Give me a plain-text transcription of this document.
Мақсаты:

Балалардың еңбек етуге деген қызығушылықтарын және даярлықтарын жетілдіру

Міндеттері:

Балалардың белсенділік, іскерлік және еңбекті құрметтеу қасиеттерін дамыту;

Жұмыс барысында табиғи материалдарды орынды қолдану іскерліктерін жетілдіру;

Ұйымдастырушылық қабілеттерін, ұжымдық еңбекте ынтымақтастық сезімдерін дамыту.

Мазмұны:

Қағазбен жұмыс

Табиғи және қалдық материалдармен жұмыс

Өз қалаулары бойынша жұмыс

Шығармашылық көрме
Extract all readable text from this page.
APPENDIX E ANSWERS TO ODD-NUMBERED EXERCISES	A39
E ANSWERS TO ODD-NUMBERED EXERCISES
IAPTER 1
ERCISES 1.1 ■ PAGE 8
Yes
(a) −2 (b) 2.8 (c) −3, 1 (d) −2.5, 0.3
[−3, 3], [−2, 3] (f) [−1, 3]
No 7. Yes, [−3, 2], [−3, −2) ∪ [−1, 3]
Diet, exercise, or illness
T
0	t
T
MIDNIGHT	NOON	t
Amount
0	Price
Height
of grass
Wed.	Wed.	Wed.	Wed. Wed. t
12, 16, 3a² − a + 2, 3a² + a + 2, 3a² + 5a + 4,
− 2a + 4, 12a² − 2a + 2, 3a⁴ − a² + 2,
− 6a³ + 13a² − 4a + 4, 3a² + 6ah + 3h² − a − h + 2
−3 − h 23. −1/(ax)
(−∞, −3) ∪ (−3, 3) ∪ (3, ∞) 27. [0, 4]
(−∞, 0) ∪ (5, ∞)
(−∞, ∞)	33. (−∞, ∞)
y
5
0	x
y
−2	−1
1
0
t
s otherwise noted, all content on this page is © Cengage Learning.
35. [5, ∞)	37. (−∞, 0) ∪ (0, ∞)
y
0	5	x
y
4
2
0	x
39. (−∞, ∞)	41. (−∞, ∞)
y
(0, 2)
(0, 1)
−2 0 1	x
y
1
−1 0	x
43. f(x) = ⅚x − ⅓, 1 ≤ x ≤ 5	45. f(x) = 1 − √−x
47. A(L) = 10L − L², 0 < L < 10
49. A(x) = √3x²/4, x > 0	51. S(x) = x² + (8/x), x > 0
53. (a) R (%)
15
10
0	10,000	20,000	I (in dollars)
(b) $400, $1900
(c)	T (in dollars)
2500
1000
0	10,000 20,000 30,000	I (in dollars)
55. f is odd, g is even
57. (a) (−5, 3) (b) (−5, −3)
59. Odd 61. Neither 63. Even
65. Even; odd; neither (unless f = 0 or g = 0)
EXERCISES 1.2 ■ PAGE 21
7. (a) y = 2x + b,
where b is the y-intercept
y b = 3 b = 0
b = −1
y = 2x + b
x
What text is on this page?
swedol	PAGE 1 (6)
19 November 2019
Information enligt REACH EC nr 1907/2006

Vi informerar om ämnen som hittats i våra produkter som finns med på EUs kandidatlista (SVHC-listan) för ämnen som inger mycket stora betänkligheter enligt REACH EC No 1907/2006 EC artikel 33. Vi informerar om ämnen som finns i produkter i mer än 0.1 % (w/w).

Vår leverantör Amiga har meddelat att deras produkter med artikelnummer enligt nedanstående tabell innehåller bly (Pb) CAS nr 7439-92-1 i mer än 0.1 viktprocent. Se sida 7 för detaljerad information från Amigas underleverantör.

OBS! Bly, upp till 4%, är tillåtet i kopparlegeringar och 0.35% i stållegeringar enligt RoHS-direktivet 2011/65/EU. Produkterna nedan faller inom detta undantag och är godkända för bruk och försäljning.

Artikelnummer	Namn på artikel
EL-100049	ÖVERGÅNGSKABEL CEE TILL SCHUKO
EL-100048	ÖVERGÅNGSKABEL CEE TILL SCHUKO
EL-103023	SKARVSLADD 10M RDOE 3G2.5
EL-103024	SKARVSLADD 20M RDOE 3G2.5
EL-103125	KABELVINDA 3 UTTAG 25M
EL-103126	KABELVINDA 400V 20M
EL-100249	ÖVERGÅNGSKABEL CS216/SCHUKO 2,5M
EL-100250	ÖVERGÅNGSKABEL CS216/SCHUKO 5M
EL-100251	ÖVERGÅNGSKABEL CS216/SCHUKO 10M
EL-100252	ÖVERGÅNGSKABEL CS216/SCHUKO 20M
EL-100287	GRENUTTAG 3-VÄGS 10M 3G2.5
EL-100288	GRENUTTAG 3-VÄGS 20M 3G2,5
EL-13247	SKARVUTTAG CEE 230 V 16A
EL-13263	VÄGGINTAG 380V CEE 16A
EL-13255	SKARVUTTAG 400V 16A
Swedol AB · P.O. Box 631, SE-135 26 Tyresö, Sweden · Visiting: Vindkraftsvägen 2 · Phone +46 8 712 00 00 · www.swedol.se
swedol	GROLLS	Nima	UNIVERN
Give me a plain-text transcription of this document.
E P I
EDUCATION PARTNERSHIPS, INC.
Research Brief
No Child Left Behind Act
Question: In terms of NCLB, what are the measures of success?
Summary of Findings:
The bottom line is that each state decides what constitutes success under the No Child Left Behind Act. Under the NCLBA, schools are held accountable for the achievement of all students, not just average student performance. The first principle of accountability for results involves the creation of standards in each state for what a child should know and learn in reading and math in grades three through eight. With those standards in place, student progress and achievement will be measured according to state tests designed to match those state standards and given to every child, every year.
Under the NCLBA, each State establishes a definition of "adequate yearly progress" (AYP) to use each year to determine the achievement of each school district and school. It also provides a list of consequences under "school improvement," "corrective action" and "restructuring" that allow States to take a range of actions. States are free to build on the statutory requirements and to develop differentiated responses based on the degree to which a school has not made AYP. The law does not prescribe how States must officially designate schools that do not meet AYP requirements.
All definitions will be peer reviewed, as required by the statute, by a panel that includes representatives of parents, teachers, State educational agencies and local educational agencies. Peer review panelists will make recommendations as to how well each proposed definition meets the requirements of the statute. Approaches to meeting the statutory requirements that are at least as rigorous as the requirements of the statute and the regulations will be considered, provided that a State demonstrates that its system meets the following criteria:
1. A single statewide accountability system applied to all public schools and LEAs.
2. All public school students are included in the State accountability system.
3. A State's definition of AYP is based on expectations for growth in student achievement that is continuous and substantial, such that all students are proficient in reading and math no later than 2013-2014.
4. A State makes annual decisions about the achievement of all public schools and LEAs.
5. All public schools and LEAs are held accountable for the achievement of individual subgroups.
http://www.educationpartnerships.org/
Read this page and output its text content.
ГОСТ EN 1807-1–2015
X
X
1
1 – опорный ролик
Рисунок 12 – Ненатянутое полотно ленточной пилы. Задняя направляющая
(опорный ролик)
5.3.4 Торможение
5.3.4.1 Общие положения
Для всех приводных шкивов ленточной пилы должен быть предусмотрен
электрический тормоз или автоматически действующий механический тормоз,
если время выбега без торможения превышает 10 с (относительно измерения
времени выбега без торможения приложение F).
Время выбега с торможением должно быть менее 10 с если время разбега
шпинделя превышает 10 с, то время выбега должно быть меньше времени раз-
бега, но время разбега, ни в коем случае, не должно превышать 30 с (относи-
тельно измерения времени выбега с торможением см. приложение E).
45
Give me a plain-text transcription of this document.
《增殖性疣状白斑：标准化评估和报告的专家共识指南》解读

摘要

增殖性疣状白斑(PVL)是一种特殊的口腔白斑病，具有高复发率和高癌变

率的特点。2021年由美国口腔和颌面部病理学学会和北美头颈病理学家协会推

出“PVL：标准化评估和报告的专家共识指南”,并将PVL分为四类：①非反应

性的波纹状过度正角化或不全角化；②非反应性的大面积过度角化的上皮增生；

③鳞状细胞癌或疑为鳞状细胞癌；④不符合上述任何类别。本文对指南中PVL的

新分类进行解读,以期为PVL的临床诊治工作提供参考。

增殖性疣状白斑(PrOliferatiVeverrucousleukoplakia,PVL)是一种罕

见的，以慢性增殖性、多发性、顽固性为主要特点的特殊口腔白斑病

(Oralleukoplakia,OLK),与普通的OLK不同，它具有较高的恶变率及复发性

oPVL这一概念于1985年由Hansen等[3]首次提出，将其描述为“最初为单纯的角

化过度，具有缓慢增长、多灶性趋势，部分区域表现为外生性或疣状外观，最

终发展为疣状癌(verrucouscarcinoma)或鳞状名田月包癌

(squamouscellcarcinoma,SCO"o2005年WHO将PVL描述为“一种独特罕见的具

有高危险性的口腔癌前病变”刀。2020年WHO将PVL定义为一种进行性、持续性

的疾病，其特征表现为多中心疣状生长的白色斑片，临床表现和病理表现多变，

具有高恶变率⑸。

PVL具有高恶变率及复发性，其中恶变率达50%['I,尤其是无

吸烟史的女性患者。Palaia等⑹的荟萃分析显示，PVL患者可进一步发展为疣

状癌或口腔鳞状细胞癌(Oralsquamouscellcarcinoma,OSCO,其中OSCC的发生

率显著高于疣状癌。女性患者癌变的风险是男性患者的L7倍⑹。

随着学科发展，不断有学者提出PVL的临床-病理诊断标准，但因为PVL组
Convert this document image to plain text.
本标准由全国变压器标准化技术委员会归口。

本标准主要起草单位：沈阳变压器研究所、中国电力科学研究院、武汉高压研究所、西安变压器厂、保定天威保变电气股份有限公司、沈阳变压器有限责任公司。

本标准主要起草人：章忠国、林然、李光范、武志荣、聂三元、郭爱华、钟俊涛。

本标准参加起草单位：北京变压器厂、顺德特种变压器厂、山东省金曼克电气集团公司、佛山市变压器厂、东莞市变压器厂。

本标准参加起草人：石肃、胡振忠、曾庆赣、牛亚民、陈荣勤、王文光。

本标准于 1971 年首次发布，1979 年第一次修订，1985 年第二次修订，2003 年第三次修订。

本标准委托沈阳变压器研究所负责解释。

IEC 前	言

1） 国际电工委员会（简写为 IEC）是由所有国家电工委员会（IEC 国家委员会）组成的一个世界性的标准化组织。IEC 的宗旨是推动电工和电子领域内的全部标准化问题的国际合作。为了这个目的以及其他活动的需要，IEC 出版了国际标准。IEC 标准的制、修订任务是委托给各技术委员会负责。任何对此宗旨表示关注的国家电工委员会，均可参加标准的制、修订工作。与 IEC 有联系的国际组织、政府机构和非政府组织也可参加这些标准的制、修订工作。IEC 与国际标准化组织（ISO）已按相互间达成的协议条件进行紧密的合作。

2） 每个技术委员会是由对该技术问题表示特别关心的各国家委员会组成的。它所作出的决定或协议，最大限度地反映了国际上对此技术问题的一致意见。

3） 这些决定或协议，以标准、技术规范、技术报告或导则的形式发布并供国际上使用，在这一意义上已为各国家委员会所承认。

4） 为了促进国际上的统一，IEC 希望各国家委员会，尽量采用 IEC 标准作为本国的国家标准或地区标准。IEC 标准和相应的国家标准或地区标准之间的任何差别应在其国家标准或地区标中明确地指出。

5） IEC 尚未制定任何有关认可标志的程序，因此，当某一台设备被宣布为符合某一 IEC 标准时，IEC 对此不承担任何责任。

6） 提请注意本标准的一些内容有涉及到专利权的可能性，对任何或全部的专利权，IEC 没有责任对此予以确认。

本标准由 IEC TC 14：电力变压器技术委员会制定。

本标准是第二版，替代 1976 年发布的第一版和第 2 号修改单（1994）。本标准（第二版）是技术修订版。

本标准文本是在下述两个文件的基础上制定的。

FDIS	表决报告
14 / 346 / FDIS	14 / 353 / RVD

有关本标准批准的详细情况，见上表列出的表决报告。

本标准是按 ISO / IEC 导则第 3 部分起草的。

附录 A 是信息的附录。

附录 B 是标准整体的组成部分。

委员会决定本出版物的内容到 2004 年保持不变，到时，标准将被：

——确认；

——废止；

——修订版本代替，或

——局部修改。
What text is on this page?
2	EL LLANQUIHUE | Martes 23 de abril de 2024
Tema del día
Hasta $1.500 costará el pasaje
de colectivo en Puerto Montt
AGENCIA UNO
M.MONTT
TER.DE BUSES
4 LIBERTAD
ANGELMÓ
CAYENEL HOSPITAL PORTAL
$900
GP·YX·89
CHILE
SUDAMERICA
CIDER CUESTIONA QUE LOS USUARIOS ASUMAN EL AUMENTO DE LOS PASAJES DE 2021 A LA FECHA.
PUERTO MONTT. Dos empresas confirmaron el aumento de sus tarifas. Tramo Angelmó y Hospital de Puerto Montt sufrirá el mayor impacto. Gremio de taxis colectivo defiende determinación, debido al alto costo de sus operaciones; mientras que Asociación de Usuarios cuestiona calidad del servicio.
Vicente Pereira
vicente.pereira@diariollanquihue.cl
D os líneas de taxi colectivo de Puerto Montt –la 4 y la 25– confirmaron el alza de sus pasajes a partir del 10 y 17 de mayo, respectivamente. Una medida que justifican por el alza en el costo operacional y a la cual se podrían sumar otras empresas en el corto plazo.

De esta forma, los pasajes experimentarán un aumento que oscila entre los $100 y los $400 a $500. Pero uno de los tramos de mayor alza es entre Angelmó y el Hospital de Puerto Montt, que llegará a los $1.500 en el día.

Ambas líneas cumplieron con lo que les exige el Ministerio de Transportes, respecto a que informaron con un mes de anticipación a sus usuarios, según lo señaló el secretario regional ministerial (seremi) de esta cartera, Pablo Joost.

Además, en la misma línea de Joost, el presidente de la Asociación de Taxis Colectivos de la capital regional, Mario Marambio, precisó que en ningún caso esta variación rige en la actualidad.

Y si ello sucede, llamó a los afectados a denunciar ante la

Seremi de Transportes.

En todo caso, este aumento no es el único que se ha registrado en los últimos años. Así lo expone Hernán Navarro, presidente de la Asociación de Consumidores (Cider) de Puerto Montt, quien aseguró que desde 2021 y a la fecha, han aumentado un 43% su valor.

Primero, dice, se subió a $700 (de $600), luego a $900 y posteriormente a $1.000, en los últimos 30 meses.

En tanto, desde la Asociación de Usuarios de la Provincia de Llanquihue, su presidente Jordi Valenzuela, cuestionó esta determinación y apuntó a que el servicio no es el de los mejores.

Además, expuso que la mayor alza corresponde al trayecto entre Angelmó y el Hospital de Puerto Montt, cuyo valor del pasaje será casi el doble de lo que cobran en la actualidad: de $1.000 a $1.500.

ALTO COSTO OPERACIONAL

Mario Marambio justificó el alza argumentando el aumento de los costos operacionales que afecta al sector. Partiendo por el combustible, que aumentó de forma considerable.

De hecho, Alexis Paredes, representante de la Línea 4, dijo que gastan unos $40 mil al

**Stated exercise**
From the data above, pick out each line containing "accountability" and copy it.

**Completed exercise**
The bottom line is that each state decides what constitutes success under the No Child Left Behind Act. Under the NCLBA, schools are held accountable for the achievement of all students, not just average student performance. The first principle of accountability for results involves the creation of standards in each state for what a child should know and learn in reading and math in grades three through eight. With those standards in place, student progress and achievement will be measured according to state tests designed to match those state standards and given to every child, every year.
1. A single statewide accountability system applied to all public schools and LEAs.
2. All public school students are included in the State accountability system.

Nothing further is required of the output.